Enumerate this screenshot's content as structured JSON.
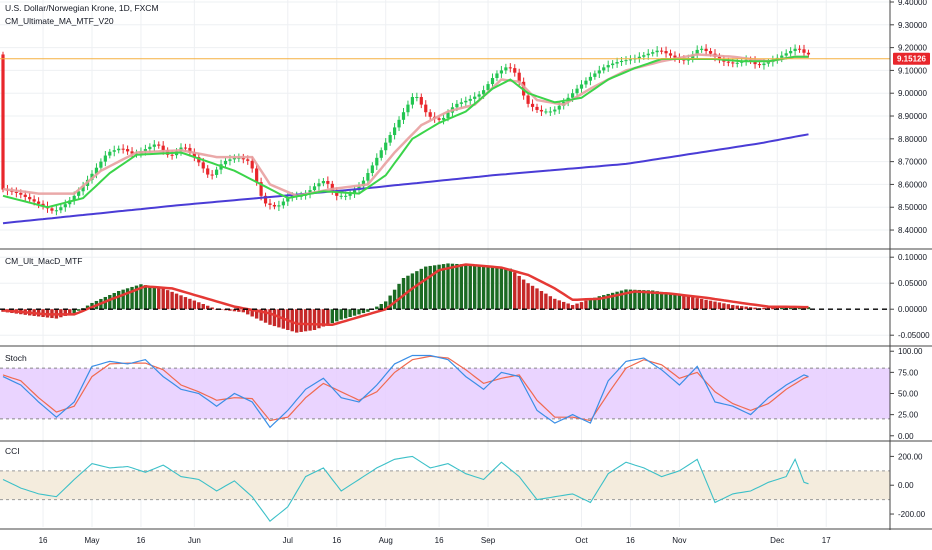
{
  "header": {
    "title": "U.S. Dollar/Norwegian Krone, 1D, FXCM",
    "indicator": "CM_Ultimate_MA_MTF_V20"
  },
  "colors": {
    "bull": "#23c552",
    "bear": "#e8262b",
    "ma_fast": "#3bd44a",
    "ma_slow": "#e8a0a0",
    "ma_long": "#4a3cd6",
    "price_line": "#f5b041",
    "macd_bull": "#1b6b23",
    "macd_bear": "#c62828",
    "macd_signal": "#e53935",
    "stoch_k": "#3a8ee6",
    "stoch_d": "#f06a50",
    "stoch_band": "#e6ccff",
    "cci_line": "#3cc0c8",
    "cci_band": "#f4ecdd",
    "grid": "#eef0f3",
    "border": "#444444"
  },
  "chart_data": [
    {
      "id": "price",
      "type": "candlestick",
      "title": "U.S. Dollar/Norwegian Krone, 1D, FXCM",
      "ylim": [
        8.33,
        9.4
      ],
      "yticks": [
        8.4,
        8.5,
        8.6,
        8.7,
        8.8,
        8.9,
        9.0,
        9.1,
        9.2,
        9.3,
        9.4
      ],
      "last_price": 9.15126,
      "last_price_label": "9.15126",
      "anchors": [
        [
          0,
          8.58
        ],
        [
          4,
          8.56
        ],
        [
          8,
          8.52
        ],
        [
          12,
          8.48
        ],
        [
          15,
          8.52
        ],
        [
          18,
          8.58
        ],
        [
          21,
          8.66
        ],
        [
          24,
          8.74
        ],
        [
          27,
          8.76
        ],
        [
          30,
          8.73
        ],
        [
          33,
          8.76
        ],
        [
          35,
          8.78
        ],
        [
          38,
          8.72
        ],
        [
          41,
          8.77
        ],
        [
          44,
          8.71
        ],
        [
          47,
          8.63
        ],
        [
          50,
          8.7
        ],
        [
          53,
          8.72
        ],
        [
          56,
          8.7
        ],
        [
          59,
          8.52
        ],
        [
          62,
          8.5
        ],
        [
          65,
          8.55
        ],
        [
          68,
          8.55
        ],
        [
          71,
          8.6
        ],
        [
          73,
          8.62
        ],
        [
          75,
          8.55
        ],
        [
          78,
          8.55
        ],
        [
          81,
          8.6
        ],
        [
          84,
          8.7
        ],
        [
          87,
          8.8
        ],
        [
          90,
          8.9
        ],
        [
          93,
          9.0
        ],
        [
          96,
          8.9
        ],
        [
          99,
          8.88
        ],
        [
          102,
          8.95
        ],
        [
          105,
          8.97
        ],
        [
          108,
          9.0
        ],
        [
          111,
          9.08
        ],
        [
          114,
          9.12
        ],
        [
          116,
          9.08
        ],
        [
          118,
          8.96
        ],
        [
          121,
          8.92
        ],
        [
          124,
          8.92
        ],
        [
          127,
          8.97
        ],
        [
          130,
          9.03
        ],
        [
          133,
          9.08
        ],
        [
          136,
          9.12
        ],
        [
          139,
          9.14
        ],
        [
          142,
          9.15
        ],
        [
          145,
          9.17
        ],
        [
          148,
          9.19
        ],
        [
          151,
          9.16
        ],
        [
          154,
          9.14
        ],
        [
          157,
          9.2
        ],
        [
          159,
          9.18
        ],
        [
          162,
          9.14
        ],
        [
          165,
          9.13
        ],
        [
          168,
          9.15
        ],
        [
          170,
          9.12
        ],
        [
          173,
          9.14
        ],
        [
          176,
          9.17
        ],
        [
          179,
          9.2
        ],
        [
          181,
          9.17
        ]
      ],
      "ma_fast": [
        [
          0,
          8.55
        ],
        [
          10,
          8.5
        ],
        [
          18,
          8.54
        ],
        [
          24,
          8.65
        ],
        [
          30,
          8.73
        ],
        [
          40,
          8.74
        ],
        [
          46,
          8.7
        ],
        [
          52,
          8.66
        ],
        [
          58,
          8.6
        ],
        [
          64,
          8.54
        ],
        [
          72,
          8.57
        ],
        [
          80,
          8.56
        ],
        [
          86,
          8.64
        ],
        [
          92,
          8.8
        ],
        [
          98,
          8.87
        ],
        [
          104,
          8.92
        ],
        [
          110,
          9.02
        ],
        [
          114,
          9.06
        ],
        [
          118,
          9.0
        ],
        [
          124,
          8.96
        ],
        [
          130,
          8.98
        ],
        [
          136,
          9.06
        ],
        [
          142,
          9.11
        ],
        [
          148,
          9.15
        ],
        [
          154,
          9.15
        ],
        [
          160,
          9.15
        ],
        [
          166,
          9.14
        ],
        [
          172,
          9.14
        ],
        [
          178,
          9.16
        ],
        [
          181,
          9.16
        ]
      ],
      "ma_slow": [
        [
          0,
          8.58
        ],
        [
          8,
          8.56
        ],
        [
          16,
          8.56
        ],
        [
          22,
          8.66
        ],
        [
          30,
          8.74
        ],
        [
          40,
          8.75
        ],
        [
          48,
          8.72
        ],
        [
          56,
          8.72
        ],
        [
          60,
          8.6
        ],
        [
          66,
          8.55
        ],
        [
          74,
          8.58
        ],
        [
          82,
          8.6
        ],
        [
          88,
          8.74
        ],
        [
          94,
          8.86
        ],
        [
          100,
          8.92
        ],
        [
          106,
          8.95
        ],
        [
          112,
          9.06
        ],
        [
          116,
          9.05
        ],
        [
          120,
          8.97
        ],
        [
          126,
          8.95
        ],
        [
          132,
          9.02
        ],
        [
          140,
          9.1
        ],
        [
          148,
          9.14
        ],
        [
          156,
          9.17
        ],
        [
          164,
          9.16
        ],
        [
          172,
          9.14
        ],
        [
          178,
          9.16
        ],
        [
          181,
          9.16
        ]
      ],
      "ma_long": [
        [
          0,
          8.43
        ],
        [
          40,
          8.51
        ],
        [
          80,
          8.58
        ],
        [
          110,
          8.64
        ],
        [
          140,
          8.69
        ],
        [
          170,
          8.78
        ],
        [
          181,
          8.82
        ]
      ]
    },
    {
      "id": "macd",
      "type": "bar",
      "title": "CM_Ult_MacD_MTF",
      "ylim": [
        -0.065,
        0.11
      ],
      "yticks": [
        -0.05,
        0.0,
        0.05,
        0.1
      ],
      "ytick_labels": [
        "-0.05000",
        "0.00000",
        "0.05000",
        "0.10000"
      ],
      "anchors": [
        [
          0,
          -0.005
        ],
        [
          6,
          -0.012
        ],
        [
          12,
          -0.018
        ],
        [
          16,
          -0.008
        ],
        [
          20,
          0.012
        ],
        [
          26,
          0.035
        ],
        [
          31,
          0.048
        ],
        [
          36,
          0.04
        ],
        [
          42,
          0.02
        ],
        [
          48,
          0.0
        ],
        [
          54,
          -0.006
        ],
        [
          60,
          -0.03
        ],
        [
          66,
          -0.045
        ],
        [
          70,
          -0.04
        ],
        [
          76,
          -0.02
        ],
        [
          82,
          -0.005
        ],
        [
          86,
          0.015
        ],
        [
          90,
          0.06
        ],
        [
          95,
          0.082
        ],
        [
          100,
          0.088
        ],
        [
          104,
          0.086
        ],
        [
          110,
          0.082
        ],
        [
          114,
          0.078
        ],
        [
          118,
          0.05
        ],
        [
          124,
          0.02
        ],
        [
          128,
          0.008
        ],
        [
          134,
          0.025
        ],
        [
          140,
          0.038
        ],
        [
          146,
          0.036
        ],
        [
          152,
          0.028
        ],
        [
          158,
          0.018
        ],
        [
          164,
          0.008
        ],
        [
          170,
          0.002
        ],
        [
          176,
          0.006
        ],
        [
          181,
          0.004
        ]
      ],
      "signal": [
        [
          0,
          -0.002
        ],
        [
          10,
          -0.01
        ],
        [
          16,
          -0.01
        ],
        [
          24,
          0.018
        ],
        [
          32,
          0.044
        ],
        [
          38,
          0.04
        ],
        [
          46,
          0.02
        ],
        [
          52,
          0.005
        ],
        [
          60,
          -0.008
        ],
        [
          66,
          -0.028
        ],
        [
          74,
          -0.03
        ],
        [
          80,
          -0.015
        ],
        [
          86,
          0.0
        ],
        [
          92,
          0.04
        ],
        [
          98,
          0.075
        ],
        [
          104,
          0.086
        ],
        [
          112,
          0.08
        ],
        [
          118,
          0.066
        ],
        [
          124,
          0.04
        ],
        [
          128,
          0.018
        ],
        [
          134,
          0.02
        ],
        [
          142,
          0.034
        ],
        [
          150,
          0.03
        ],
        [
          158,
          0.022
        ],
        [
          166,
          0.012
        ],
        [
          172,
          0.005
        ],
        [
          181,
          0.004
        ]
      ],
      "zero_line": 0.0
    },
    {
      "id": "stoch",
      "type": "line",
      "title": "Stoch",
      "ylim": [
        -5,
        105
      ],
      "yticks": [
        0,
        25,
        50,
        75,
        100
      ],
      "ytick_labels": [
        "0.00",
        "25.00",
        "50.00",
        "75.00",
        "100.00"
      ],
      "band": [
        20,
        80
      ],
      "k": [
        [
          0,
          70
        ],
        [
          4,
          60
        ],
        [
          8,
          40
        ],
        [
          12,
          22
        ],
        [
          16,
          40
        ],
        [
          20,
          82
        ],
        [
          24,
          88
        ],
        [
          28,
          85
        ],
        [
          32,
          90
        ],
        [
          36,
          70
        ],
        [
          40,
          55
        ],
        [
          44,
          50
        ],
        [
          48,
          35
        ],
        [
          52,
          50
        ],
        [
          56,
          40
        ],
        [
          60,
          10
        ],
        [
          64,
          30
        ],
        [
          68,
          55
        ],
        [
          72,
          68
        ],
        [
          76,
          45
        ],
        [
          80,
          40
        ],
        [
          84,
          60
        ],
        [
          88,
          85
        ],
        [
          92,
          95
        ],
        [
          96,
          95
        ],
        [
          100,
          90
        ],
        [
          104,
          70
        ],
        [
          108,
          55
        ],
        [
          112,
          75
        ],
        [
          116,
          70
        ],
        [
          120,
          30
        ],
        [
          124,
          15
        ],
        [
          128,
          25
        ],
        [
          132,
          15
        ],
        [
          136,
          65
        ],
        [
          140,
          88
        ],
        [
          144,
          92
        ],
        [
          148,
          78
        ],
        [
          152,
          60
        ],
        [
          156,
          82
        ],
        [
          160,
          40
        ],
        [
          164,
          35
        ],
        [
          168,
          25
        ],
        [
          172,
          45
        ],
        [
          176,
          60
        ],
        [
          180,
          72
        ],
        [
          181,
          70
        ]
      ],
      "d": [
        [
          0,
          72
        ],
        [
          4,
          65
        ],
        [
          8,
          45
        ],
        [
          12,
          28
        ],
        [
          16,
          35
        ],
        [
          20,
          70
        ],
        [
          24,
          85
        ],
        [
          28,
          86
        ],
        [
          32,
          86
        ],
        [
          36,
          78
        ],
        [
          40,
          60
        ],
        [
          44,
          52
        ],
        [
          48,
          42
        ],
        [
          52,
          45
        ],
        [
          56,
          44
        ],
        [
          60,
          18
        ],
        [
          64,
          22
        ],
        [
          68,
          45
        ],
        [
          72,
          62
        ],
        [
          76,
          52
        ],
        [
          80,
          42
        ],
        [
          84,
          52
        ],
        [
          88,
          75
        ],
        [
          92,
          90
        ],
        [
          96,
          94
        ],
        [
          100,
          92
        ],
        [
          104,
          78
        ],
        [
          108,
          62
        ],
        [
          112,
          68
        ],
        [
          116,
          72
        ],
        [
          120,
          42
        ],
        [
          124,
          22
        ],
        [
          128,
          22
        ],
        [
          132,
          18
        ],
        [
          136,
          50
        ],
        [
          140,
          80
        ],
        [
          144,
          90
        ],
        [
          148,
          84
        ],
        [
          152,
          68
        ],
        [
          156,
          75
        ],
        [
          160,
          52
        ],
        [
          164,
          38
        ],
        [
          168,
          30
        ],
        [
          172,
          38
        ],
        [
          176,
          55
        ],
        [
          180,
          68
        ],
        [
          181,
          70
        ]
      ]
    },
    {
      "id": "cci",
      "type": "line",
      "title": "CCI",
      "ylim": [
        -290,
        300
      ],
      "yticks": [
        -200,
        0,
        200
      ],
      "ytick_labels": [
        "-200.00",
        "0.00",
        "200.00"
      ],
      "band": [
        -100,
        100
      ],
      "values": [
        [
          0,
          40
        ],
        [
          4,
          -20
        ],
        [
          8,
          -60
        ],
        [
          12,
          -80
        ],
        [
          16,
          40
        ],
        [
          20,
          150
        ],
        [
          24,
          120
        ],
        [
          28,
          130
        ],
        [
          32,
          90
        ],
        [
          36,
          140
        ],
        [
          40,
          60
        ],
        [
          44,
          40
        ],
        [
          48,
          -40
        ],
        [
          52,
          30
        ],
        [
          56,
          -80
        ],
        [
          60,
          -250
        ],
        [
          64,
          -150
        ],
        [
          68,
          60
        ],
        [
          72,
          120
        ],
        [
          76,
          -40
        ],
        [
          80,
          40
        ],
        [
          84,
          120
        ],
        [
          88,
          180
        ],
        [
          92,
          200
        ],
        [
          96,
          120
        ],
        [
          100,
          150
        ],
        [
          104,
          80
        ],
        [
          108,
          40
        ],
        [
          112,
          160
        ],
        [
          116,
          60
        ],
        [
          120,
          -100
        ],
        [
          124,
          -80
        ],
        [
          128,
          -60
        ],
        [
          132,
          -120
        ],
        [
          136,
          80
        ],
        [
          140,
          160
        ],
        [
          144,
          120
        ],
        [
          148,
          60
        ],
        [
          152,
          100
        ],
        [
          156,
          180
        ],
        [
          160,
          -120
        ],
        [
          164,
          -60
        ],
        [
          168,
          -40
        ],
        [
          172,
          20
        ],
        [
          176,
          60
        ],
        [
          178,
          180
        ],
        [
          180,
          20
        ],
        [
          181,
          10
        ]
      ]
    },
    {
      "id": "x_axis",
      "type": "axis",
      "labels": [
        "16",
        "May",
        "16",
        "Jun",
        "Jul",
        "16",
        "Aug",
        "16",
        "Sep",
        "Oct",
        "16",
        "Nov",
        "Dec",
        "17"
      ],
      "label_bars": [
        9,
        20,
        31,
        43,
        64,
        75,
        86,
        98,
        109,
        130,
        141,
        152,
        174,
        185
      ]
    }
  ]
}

○ ○ ○ ○ ○

Your instructions: State how many lines include the string "Krone", and nothing more.

Correct result: 2